** PROBLEM TO SOLVE **
Pull each line containing "dash" out of the data and copy it.

** SUPPLIED DATA **
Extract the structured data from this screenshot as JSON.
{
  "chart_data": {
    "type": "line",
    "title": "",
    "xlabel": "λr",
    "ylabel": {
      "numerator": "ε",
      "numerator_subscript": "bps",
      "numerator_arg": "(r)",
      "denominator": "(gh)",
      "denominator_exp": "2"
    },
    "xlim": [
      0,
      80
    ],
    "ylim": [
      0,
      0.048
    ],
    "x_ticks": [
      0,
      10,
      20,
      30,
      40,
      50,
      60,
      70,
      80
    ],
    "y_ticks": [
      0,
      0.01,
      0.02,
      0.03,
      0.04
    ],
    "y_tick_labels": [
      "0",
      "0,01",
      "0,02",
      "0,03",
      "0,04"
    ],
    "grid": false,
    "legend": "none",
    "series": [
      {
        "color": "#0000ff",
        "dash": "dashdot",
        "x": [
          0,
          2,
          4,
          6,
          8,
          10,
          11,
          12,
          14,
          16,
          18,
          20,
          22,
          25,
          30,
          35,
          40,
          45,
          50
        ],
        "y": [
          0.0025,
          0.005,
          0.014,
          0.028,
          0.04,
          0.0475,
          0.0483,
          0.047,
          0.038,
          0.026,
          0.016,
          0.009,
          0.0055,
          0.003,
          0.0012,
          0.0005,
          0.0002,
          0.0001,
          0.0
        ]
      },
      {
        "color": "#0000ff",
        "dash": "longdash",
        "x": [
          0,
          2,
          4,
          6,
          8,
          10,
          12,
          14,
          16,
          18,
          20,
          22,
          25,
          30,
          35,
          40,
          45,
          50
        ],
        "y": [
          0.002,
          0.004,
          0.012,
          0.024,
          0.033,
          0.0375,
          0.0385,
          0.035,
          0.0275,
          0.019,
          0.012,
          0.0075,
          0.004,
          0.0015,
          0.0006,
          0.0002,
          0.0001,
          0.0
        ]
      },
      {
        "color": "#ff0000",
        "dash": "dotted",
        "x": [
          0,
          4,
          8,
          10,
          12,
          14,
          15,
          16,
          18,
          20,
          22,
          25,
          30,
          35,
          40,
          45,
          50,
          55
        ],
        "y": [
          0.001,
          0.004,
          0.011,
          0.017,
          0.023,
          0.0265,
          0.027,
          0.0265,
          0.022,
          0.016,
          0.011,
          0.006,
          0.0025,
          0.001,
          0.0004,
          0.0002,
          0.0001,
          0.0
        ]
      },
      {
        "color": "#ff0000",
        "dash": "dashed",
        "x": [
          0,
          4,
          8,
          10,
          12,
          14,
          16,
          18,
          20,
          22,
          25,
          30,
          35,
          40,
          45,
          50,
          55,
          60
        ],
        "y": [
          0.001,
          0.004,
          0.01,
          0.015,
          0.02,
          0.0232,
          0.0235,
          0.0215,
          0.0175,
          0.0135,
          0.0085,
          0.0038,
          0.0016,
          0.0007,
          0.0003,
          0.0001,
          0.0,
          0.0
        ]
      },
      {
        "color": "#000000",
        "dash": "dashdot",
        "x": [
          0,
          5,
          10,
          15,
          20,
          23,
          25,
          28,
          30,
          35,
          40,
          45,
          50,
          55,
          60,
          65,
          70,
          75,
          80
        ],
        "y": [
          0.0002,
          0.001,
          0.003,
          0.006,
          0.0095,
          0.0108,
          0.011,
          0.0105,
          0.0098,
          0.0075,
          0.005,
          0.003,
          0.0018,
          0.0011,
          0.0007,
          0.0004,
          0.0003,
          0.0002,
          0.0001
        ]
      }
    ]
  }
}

** RIGHT ANSWER **
        "dash": "dashdot",
        "dash": "longdash",
        "dash": "dotted",
        "dash": "dashed",
        "dash": "dashdot",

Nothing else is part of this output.